読む抜粋:
•••••

モーセもアロンも荒野の中で死んだので、荒野の中で死んだイスラエルが、だれ一人神に戻らなかったとは言わないが、イスラエルはとんでもない罪を犯してしまった。兄弟を殺そうとするカインとアベルのストーリーは、蛇の子孫と女の子孫との対立で、イエス様の十字架に終わる。



エジプトから救い出されたイスラエルのストーリーと、ヨセフのストーリーは似ている。兄弟に憎まれたヨセフとパロに憎まれたイスラエルのストーリーは似ている。兄弟に殺されそうになったヨセフと、パロに殺されそうになったイスラエルのストーリーは似ている。ヨセフはどんな試練にあっても神に忠実で神に祈り求めたが、荒野のイスラエルとは対比的である。救いを与えられたイスラエルは神を喜び従うことをしなかった。これが奴隷のストーリーの大切なポイントである。


エジプトから出たイスラエルの二代目の世代が神に従ってカナン人をさばいた。そして神の恵みによって感謝して歩んだ世代である。


その次の世代は、士師記の時代である。

【士師記2:10】その世代の者たちもみな、その先祖たちのもとに集められた。そして彼らの後に、主を知らず、主がイスラエルのために行われたわざも知らない、別の世代が起こった。

出エジプト記の初めに、パロはヨセフを知らないと書かれていたが、士師記のこの世代は主を知らない。この世代は主を知らず、何をしたかというと、偶像礼拝である。偶像礼拝をしたら奴隷になった。これが士師記の中で繰り返し出てくる。偶像礼拝の結果から奴隷になる。

•••••

データ一覧:
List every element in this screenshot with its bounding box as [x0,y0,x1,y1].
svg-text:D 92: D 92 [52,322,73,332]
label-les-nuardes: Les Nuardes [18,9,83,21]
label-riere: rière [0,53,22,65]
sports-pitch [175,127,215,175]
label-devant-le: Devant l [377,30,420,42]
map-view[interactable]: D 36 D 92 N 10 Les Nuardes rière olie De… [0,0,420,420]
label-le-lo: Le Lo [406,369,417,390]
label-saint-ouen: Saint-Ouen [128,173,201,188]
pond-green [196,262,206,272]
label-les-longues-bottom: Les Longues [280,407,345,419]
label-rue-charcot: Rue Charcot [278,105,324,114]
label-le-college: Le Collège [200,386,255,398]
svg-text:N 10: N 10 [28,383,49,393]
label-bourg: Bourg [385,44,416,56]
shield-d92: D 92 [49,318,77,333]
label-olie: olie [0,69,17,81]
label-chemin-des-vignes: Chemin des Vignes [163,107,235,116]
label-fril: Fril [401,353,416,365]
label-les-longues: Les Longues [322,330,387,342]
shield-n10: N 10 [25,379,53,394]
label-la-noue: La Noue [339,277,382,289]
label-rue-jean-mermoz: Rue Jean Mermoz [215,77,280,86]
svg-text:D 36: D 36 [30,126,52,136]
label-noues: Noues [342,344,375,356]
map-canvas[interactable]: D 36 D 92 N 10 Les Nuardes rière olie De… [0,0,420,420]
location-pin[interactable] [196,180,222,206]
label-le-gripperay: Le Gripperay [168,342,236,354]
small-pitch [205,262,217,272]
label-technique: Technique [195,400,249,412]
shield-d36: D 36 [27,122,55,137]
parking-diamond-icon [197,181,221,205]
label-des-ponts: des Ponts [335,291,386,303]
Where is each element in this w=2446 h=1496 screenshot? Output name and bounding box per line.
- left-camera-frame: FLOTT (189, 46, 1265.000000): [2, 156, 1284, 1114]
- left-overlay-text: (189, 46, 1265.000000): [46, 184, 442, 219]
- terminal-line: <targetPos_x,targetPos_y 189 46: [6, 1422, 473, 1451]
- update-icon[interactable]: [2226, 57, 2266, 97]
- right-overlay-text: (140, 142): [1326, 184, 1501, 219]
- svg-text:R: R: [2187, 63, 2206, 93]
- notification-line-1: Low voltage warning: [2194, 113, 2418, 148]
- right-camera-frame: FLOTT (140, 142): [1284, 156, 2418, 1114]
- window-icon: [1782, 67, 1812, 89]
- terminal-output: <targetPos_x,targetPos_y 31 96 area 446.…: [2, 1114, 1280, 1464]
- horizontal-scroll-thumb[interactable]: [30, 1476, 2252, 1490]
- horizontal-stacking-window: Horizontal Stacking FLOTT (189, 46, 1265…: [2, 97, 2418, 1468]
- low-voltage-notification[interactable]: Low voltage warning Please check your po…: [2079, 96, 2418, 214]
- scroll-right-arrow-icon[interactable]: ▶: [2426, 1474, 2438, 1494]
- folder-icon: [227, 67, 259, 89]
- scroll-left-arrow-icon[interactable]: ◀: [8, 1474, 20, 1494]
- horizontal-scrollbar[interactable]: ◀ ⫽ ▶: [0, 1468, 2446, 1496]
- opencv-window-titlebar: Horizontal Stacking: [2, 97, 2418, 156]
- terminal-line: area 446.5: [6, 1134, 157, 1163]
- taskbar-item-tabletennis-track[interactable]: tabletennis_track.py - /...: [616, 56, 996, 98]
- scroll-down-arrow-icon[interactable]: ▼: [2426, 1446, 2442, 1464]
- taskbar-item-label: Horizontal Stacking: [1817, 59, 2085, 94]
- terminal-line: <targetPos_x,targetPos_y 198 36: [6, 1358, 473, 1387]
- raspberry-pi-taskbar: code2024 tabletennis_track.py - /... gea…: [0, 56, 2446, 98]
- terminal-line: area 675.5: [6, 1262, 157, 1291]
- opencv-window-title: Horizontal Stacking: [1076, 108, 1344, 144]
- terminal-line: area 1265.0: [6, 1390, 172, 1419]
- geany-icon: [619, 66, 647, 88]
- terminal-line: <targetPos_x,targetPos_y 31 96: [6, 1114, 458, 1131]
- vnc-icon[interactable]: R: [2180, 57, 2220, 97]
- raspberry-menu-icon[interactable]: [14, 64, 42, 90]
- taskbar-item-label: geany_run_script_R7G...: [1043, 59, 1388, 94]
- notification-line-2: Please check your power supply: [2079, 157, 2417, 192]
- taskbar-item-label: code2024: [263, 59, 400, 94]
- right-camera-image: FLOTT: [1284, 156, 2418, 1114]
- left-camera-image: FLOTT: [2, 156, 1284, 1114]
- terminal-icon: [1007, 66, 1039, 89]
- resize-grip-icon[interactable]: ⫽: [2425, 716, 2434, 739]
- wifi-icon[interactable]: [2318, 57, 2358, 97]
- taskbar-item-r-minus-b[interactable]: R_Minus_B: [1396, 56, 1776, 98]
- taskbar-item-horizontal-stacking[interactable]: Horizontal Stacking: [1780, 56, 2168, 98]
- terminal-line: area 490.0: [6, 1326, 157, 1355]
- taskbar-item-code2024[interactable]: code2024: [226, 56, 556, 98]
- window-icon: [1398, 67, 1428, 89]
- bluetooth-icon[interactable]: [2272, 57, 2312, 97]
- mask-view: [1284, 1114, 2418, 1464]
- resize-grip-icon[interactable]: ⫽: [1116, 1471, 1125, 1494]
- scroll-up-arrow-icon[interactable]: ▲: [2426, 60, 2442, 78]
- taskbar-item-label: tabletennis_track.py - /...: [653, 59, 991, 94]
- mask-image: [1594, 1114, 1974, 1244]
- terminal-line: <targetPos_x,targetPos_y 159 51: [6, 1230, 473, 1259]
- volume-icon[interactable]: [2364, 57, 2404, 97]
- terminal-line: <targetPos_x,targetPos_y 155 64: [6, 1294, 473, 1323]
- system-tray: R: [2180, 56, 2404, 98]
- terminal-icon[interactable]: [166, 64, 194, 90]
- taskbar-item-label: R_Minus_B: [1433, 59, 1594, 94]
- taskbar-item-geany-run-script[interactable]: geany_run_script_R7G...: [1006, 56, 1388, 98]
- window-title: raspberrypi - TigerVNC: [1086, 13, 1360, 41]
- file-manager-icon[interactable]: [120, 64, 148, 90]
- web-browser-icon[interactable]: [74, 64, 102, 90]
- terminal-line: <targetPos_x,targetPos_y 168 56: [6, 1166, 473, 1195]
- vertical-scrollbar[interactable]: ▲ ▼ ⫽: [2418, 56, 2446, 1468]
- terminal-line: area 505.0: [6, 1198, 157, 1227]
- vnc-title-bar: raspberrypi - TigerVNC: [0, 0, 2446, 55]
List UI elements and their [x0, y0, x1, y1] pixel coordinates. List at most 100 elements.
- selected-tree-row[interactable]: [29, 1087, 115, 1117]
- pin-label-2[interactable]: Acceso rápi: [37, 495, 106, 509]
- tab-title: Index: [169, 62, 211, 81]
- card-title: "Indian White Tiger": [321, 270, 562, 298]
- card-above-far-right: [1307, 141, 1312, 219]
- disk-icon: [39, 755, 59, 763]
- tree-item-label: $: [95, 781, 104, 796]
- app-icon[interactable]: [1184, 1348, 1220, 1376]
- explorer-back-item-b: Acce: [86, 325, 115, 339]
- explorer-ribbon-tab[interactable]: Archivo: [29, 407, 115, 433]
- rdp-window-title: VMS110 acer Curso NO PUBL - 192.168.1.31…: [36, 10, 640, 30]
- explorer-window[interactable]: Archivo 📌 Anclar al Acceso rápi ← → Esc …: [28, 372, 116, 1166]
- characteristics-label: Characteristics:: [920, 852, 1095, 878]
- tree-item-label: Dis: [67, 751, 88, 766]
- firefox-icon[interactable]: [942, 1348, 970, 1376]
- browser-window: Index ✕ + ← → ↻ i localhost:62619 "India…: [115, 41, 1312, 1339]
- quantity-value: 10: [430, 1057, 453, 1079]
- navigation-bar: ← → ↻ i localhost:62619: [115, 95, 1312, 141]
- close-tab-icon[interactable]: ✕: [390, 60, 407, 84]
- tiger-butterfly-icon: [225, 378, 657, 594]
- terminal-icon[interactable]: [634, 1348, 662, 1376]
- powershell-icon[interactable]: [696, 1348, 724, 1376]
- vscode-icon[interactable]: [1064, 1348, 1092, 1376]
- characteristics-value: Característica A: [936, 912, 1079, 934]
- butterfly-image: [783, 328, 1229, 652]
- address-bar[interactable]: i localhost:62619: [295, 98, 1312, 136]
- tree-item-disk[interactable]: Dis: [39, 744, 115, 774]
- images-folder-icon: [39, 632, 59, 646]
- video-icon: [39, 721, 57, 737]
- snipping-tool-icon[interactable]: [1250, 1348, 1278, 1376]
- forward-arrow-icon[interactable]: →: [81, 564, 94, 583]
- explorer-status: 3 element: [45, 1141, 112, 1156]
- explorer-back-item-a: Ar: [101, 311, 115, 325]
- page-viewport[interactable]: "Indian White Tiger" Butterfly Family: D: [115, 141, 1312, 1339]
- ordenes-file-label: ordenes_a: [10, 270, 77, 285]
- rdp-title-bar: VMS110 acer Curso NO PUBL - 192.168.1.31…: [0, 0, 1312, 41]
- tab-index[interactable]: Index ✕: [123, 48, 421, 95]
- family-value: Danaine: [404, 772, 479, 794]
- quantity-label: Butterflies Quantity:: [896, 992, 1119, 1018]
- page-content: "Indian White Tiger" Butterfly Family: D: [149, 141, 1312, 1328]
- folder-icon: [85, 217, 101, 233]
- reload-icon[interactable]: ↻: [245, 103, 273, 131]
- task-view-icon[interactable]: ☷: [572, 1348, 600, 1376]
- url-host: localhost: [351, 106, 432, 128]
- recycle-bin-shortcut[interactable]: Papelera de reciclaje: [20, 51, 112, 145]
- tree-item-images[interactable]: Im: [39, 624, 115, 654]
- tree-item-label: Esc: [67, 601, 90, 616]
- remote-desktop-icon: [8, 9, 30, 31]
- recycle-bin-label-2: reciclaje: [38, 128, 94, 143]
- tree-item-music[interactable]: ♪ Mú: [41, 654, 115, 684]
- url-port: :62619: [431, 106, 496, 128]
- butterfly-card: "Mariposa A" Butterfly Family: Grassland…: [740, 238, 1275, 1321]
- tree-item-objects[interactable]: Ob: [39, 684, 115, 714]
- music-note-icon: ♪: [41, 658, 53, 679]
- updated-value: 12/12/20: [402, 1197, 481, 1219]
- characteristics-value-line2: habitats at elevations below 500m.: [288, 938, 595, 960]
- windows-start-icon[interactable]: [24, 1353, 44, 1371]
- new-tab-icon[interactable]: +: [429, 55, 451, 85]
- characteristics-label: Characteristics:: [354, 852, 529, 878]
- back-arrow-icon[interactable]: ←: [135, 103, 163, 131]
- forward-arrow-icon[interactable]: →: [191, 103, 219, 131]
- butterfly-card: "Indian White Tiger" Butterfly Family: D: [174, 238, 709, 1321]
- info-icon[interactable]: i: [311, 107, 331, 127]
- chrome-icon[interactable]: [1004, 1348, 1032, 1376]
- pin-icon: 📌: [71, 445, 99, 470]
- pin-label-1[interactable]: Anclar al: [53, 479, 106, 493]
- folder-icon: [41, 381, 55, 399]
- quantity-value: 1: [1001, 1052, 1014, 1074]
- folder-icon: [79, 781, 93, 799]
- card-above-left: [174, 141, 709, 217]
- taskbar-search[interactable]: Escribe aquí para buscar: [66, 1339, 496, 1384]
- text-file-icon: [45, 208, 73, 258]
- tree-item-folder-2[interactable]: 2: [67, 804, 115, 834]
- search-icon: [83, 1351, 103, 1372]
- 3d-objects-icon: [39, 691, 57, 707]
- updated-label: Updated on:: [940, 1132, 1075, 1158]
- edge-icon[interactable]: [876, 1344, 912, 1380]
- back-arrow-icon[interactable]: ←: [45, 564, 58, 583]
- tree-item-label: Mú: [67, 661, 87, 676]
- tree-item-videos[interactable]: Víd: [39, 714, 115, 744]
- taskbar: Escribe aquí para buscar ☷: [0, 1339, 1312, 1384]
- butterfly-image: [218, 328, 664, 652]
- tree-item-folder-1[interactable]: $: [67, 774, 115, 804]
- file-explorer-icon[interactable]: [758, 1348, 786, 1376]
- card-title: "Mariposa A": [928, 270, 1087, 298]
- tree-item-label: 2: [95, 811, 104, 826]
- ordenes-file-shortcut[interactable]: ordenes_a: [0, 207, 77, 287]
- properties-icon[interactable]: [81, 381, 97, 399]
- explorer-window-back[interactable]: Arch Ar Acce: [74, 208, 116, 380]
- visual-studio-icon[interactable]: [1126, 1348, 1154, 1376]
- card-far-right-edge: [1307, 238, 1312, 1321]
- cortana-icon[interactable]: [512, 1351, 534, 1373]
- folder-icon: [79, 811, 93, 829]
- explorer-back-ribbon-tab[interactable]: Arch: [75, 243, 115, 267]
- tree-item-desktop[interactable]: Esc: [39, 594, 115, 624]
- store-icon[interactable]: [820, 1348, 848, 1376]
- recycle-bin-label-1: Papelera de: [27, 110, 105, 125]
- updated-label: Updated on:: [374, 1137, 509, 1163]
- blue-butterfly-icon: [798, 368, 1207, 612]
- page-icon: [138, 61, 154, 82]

•••••

取り組む課題:
イスラエルの歴史を扱った抜粋から、「エジプトから救い出されたイス」から「らない、別の世代が起こった。」に至るまでのすべてを、一字一句違えずに抜き出してください。 よりどころとするのは抜粋の内容だけである。

期待される出力:
エジプトから救い出されたイスラエルのストーリーと、ヨセフのストーリーは似ている。兄弟に憎まれたヨセフとパロに憎まれたイスラエルのストーリーは似ている。兄弟に殺されそうになったヨセフと、パロに殺されそうになったイスラエルのストーリーは似ている。ヨセフはどんな試練にあっても神に忠実で神に祈り求めたが、荒野のイスラエルとは対比的である。救いを与えられたイスラエルは神を喜び従うことをしなかった。これが奴隷のストーリーの大切なポイントである。


エジプトから出たイスラエルの二代目の世代が神に従ってカナン人をさばいた。そして神の恵みによって感謝して歩んだ世代である。


その次の世代は、士師記の時代である。

【士師記2:10】その世代の者たちもみな、その先祖たちのもとに集められた。そして彼らの後に、主を知らず、主がイスラエルのために行われたわざも知らない、別の世代が起こった。